-------- Dataset records --------

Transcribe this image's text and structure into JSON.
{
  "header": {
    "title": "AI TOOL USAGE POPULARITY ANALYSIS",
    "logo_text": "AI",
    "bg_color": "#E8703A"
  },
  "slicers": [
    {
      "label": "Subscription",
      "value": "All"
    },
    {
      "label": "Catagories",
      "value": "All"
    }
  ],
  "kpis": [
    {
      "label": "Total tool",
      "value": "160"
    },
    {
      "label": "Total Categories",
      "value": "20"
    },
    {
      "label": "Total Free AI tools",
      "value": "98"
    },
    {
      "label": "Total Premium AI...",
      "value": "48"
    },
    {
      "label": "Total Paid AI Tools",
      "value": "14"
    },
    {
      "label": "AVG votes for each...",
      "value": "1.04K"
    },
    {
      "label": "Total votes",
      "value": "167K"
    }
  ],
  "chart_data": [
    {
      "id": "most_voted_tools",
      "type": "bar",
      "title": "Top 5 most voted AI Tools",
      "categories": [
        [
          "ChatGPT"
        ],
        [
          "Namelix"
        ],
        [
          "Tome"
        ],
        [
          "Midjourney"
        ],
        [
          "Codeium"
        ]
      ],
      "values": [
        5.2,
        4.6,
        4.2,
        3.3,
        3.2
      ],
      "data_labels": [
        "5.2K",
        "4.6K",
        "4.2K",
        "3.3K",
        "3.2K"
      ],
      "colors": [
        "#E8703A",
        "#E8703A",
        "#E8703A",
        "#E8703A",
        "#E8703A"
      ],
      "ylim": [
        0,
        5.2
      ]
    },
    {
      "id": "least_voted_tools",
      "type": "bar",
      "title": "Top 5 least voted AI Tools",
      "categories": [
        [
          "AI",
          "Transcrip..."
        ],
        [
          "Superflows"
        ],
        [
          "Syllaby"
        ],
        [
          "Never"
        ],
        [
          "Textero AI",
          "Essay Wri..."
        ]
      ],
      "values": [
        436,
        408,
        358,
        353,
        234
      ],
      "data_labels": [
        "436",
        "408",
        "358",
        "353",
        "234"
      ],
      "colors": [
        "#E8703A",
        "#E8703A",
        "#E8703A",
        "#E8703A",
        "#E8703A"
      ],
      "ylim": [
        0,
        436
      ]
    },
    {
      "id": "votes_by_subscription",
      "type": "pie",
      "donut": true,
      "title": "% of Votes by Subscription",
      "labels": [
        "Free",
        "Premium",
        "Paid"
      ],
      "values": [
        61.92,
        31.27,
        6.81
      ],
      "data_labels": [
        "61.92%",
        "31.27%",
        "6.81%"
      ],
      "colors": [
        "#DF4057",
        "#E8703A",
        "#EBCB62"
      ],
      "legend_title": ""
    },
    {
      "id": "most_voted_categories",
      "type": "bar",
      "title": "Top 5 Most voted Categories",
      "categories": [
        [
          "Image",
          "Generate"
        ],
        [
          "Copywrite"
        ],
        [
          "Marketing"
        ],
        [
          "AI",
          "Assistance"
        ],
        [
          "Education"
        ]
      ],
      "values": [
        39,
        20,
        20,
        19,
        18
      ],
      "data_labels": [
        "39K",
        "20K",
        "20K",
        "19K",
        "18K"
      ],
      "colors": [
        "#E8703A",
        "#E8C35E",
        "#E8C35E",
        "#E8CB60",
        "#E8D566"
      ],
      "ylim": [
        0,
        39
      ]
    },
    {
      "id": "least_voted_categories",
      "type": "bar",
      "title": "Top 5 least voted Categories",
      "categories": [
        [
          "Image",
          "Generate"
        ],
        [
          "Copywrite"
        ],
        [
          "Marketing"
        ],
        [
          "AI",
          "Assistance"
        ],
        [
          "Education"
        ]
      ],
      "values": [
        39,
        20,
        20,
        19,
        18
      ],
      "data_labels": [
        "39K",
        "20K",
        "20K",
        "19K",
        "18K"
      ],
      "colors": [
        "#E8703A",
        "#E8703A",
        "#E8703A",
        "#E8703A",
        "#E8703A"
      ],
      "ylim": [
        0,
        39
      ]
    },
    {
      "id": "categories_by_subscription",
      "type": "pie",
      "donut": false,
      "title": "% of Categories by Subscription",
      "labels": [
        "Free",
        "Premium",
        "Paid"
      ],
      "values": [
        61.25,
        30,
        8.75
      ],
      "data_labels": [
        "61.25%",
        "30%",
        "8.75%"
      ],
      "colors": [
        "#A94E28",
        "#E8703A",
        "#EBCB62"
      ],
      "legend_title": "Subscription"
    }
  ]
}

--------

Instruction >> Return each entry from above without altering a single character.

Exercise response >>
Transcribe this image's text and structure into JSON.
{
  "header": {
    "title": "AI TOOL USAGE POPULARITY ANALYSIS",
    "logo_text": "AI",
    "bg_color": "#E8703A"
  },
  "slicers": [
    {
      "label": "Subscription",
      "value": "All"
    },
    {
      "label": "Catagories",
      "value": "All"
    }
  ],
  "kpis": [
    {
      "label": "Total tool",
      "value": "160"
    },
    {
      "label": "Total Categories",
      "value": "20"
    },
    {
      "label": "Total Free AI tools",
      "value": "98"
    },
    {
      "label": "Total Premium AI...",
      "value": "48"
    },
    {
      "label": "Total Paid AI Tools",
      "value": "14"
    },
    {
      "label": "AVG votes for each...",
      "value": "1.04K"
    },
    {
      "label": "Total votes",
      "value": "167K"
    }
  ],
  "chart_data": [
    {
      "id": "most_voted_tools",
      "type": "bar",
      "title": "Top 5 most voted AI Tools",
      "categories": [
        [
          "ChatGPT"
        ],
        [
          "Namelix"
        ],
        [
          "Tome"
        ],
        [
          "Midjourney"
        ],
        [
          "Codeium"
        ]
      ],
      "values": [
        5.2,
        4.6,
        4.2,
        3.3,
        3.2
      ],
      "data_labels": [
        "5.2K",
        "4.6K",
        "4.2K",
        "3.3K",
        "3.2K"
      ],
      "colors": [
        "#E8703A",
        "#E8703A",
        "#E8703A",
        "#E8703A",
        "#E8703A"
      ],
      "ylim": [
        0,
        5.2
      ]
    },
    {
      "id": "least_voted_tools",
      "type": "bar",
      "title": "Top 5 least voted AI Tools",
      "categories": [
        [
          "AI",
          "Transcrip..."
        ],
        [
          "Superflows"
        ],
        [
          "Syllaby"
        ],
        [
          "Never"
        ],
        [
          "Textero AI",
          "Essay Wri..."
        ]
      ],
      "values": [
        436,
        408,
        358,
        353,
        234
      ],
      "data_labels": [
        "436",
        "408",
        "358",
        "353",
        "234"
      ],
      "colors": [
        "#E8703A",
        "#E8703A",
        "#E8703A",
        "#E8703A",
        "#E8703A"
      ],
      "ylim": [
        0,
        436
      ]
    },
    {
      "id": "votes_by_subscription",
      "type": "pie",
      "donut": true,
      "title": "% of Votes by Subscription",
      "labels": [
        "Free",
        "Premium",
        "Paid"
      ],
      "values": [
        61.92,
        31.27,
        6.81
      ],
      "data_labels": [
        "61.92%",
        "31.27%",
        "6.81%"
      ],
      "colors": [
        "#DF4057",
        "#E8703A",
        "#EBCB62"
      ],
      "legend_title": ""
    },
    {
      "id": "most_voted_categories",
      "type": "bar",
      "title": "Top 5 Most voted Categories",
      "categories": [
        [
          "Image",
          "Generate"
        ],
        [
          "Copywrite"
        ],
        [
          "Marketing"
        ],
        [
          "AI",
          "Assistance"
        ],
        [
          "Education"
        ]
      ],
      "values": [
        39,
        20,
        20,
        19,
        18
      ],
      "data_labels": [
        "39K",
        "20K",
        "20K",
        "19K",
        "18K"
      ],
      "colors": [
        "#E8703A",
        "#E8C35E",
        "#E8C35E",
        "#E8CB60",
        "#E8D566"
      ],
      "ylim": [
        0,
        39
      ]
    },
    {
      "id": "least_voted_categories",
      "type": "bar",
      "title": "Top 5 least voted Categories",
      "categories": [
        [
          "Image",
          "Generate"
        ],
        [
          "Copywrite"
        ],
        [
          "Marketing"
        ],
        [
          "AI",
          "Assistance"
        ],
        [
          "Education"
        ]
      ],
      "values": [
        39,
        20,
        20,
        19,
        18
      ],
      "data_labels": [
        "39K",
        "20K",
        "20K",
        "19K",
        "18K"
      ],
      "colors": [
        "#E8703A",
        "#E8703A",
        "#E8703A",
        "#E8703A",
        "#E8703A"
      ],
      "ylim": [
        0,
        39
      ]
    },
    {
      "id": "categories_by_subscription",
      "type": "pie",
      "donut": false,
      "title": "% of Categories by Subscription",
      "labels": [
        "Free",
        "Premium",
        "Paid"
      ],
      "values": [
        61.25,
        30,
        8.75
      ],
      "data_labels": [
        "61.25%",
        "30%",
        "8.75%"
      ],
      "colors": [
        "#A94E28",
        "#E8703A",
        "#EBCB62"
      ],
      "legend_title": "Subscription"
    }
  ]
}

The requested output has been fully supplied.